* PROBLEM STATEMENT
State how many lines of the entries include the string "CLOSE", please, leaving out everything but the number.

Dataset records on visual material:
== == ==

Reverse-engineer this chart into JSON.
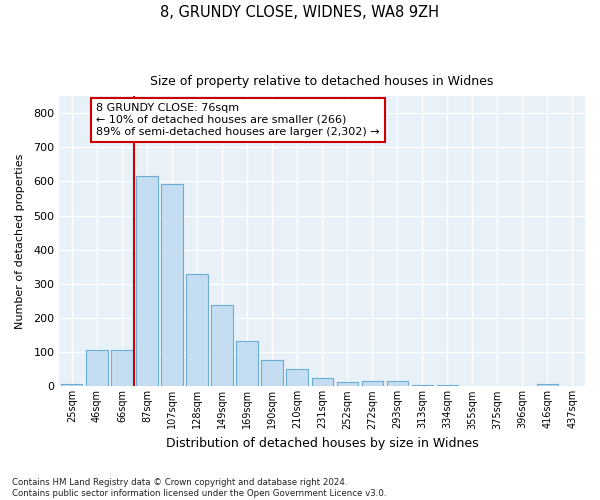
{
  "title1": "8, GRUNDY CLOSE, WIDNES, WA8 9ZH",
  "title2": "Size of property relative to detached houses in Widnes",
  "xlabel": "Distribution of detached houses by size in Widnes",
  "ylabel": "Number of detached properties",
  "categories": [
    "25sqm",
    "46sqm",
    "66sqm",
    "87sqm",
    "107sqm",
    "128sqm",
    "149sqm",
    "169sqm",
    "190sqm",
    "210sqm",
    "231sqm",
    "252sqm",
    "272sqm",
    "293sqm",
    "313sqm",
    "334sqm",
    "355sqm",
    "375sqm",
    "396sqm",
    "416sqm",
    "437sqm"
  ],
  "values": [
    8,
    107,
    107,
    615,
    593,
    328,
    237,
    132,
    78,
    50,
    25,
    12,
    17,
    17,
    4,
    4,
    0,
    0,
    0,
    8,
    0
  ],
  "bar_color": "#c5ddf0",
  "bar_edge_color": "#6aaed6",
  "vline_color": "#cc0000",
  "annotation_text": "8 GRUNDY CLOSE: 76sqm\n← 10% of detached houses are smaller (266)\n89% of semi-detached houses are larger (2,302) →",
  "footnote": "Contains HM Land Registry data © Crown copyright and database right 2024.\nContains public sector information licensed under the Open Government Licence v3.0.",
  "ylim_max": 850,
  "yticks": [
    0,
    100,
    200,
    300,
    400,
    500,
    600,
    700,
    800
  ],
  "background_color": "#e8f0f8",
  "grid_color": "#ffffff"
}
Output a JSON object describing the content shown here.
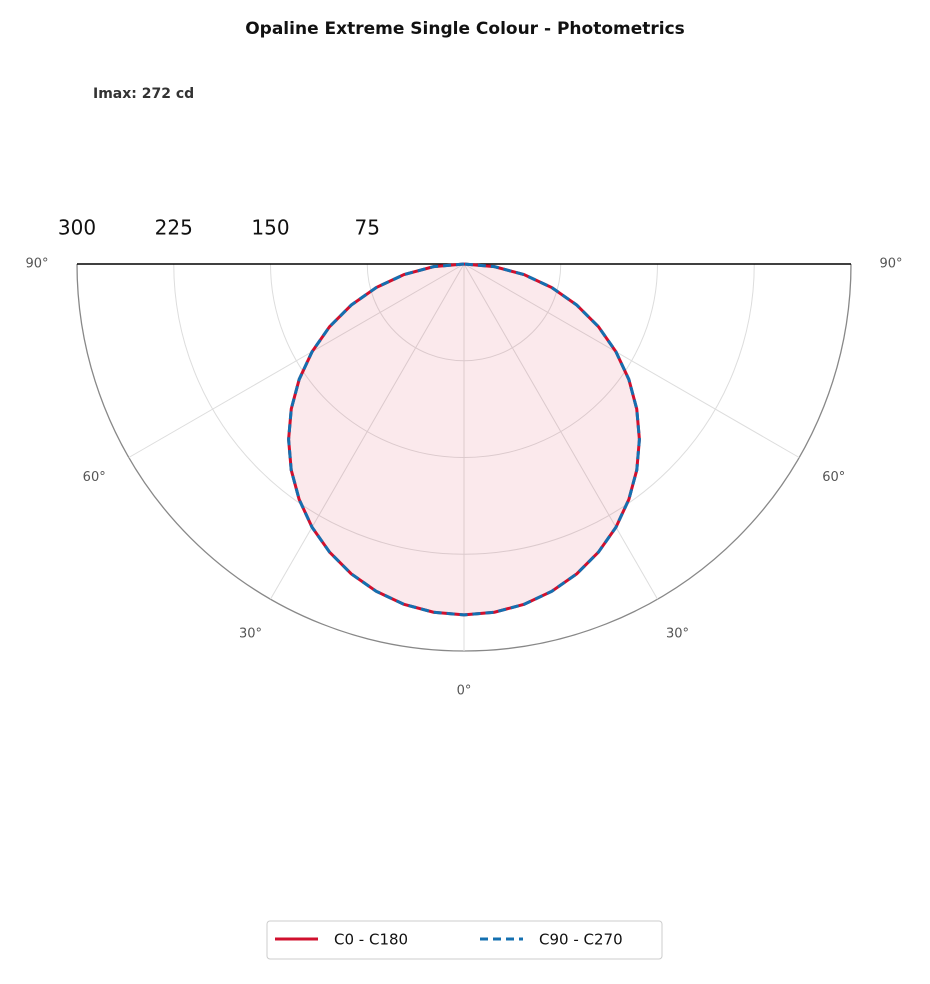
{
  "chart_data": {
    "type": "polar",
    "title": "Opaline Extreme Single Colour - Photometrics",
    "subtitle": "Imax: 272 cd",
    "angles": [
      -90,
      -85,
      -80,
      -75,
      -70,
      -65,
      -60,
      -55,
      -50,
      -45,
      -40,
      -35,
      -30,
      -25,
      -20,
      -15,
      -10,
      -5,
      0,
      5,
      10,
      15,
      20,
      25,
      30,
      35,
      40,
      45,
      50,
      55,
      60,
      65,
      70,
      75,
      80,
      85,
      90
    ],
    "series": [
      {
        "name": "C0 - C180",
        "color": "#d0102e",
        "dash": false,
        "fill": true,
        "values": [
          0,
          23.7,
          47.2,
          70.4,
          93.0,
          115.0,
          136.0,
          156.0,
          174.8,
          192.3,
          208.4,
          222.8,
          235.6,
          246.5,
          255.6,
          262.7,
          267.9,
          271.0,
          272,
          271.0,
          267.9,
          262.7,
          255.6,
          246.5,
          235.6,
          222.8,
          208.4,
          192.3,
          174.8,
          156.0,
          136.0,
          115.0,
          93.0,
          70.4,
          47.2,
          23.7,
          0
        ]
      },
      {
        "name": "C90 - C270",
        "color": "#1470b0",
        "dash": true,
        "fill": false,
        "values": [
          0,
          23.7,
          47.2,
          70.4,
          93.0,
          115.0,
          136.0,
          156.0,
          174.8,
          192.3,
          208.4,
          222.8,
          235.6,
          246.5,
          255.6,
          262.7,
          267.9,
          271.0,
          272,
          271.0,
          267.9,
          262.7,
          255.6,
          246.5,
          235.6,
          222.8,
          208.4,
          192.3,
          174.8,
          156.0,
          136.0,
          115.0,
          93.0,
          70.4,
          47.2,
          23.7,
          0
        ]
      }
    ],
    "rlim": [
      0,
      300
    ],
    "rticks": [
      75,
      150,
      225,
      300
    ],
    "angle_ticks": [
      {
        "value": 0,
        "label": "0°"
      },
      {
        "value": 30,
        "label": "30°"
      },
      {
        "value": 60,
        "label": "60°"
      },
      {
        "value": 90,
        "label": "90°"
      }
    ],
    "grid": true
  }
}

== == ==

* RESPONSE TO THIS TASK
2